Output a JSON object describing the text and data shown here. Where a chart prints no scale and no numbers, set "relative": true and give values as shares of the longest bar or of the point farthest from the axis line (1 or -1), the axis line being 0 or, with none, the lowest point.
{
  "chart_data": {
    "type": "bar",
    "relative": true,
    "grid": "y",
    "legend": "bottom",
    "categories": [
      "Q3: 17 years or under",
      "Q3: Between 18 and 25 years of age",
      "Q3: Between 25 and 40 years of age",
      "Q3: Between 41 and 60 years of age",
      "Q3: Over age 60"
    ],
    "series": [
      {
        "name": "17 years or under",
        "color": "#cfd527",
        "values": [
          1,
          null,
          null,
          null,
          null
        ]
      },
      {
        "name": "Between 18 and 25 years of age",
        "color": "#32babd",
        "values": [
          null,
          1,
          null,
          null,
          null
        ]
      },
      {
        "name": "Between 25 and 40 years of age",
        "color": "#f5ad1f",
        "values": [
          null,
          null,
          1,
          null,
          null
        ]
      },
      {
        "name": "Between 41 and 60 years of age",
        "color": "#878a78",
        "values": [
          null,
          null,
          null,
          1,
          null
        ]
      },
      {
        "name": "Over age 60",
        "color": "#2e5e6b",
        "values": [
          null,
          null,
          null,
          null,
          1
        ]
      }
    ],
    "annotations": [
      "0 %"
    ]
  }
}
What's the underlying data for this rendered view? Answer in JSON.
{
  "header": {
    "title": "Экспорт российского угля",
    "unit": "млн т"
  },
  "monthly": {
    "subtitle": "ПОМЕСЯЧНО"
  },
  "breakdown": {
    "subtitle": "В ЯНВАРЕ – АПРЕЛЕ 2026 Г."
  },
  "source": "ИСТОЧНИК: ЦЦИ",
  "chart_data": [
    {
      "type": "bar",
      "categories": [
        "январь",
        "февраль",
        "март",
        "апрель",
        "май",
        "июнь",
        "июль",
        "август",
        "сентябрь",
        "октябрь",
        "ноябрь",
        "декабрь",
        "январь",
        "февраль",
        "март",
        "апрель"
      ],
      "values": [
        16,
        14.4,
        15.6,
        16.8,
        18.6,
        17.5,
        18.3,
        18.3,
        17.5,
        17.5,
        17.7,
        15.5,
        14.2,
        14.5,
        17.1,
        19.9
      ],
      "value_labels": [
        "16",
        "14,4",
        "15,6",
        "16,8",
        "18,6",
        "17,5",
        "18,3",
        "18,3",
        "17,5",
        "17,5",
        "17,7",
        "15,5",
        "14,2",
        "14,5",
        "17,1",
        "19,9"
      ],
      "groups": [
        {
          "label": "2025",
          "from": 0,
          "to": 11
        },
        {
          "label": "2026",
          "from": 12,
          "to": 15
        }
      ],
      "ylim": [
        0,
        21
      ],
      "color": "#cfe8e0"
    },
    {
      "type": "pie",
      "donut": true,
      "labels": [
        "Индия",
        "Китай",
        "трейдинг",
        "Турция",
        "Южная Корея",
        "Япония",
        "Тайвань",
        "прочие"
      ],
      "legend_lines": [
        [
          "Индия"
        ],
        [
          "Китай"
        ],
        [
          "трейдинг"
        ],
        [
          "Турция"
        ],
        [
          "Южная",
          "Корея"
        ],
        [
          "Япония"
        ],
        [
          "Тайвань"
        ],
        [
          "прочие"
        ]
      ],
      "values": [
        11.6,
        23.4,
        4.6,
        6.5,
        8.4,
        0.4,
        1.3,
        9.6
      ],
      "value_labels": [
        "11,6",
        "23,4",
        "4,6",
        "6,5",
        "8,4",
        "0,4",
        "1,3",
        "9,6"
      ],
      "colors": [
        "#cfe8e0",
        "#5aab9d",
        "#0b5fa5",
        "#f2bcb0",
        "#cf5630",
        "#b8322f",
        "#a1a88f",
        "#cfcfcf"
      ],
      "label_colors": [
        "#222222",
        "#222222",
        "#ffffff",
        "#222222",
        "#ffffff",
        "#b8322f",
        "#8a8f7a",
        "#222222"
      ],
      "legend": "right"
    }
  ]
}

------------------------

» SET EXERCISE
Every entry above should be retyped exactly as shown.

» RESULT FOR THIS TASK
Output a JSON object describing the text and data shown here. Where a chart prints no scale and no numbers, set "relative": true and give values as shares of the longest bar or of the point farthest from the axis line (1 or -1), the axis line being 0 or, with none, the lowest point.
{
  "chart_data": {
    "type": "bar",
    "relative": true,
    "grid": "y",
    "legend": "bottom",
    "categories": [
      "Q3: 17 years or under",
      "Q3: Between 18 and 25 years of age",
      "Q3: Between 25 and 40 years of age",
      "Q3: Between 41 and 60 years of age",
      "Q3: Over age 60"
    ],
    "series": [
      {
        "name": "17 years or under",
        "color": "#cfd527",
        "values": [
          1,
          null,
          null,
          null,
          null
        ]
      },
      {
        "name": "Between 18 and 25 years of age",
        "color": "#32babd",
        "values": [
          null,
          1,
          null,
          null,
          null
        ]
      },
      {
        "name": "Between 25 and 40 years of age",
        "color": "#f5ad1f",
        "values": [
          null,
          null,
          1,
          null,
          null
        ]
      },
      {
        "name": "Between 41 and 60 years of age",
        "color": "#878a78",
        "values": [
          null,
          null,
          null,
          1,
          null
        ]
      },
      {
        "name": "Over age 60",
        "color": "#2e5e6b",
        "values": [
          null,
          null,
          null,
          null,
          1
        ]
      }
    ],
    "annotations": [
      "0 %"
    ]
  }
}
What's the underlying data for this rendered view? Answer in JSON.
{
  "header": {
    "title": "Экспорт российского угля",
    "unit": "млн т"
  },
  "monthly": {
    "subtitle": "ПОМЕСЯЧНО"
  },
  "breakdown": {
    "subtitle": "В ЯНВАРЕ – АПРЕЛЕ 2026 Г."
  },
  "source": "ИСТОЧНИК: ЦЦИ",
  "chart_data": [
    {
      "type": "bar",
      "categories": [
        "январь",
        "февраль",
        "март",
        "апрель",
        "май",
        "июнь",
        "июль",
        "август",
        "сентябрь",
        "октябрь",
        "ноябрь",
        "декабрь",
        "январь",
        "февраль",
        "март",
        "апрель"
      ],
      "values": [
        16,
        14.4,
        15.6,
        16.8,
        18.6,
        17.5,
        18.3,
        18.3,
        17.5,
        17.5,
        17.7,
        15.5,
        14.2,
        14.5,
        17.1,
        19.9
      ],
      "value_labels": [
        "16",
        "14,4",
        "15,6",
        "16,8",
        "18,6",
        "17,5",
        "18,3",
        "18,3",
        "17,5",
        "17,5",
        "17,7",
        "15,5",
        "14,2",
        "14,5",
        "17,1",
        "19,9"
      ],
      "groups": [
        {
          "label": "2025",
          "from": 0,
          "to": 11
        },
        {
          "label": "2026",
          "from": 12,
          "to": 15
        }
      ],
      "ylim": [
        0,
        21
      ],
      "color": "#cfe8e0"
    },
    {
      "type": "pie",
      "donut": true,
      "labels": [
        "Индия",
        "Китай",
        "трейдинг",
        "Турция",
        "Южная Корея",
        "Япония",
        "Тайвань",
        "прочие"
      ],
      "legend_lines": [
        [
          "Индия"
        ],
        [
          "Китай"
        ],
        [
          "трейдинг"
        ],
        [
          "Турция"
        ],
        [
          "Южная",
          "Корея"
        ],
        [
          "Япония"
        ],
        [
          "Тайвань"
        ],
        [
          "прочие"
        ]
      ],
      "values": [
        11.6,
        23.4,
        4.6,
        6.5,
        8.4,
        0.4,
        1.3,
        9.6
      ],
      "value_labels": [
        "11,6",
        "23,4",
        "4,6",
        "6,5",
        "8,4",
        "0,4",
        "1,3",
        "9,6"
      ],
      "colors": [
        "#cfe8e0",
        "#5aab9d",
        "#0b5fa5",
        "#f2bcb0",
        "#cf5630",
        "#b8322f",
        "#a1a88f",
        "#cfcfcf"
      ],
      "label_colors": [
        "#222222",
        "#222222",
        "#ffffff",
        "#222222",
        "#ffffff",
        "#b8322f",
        "#8a8f7a",
        "#222222"
      ],
      "legend": "right"
    }
  ]
}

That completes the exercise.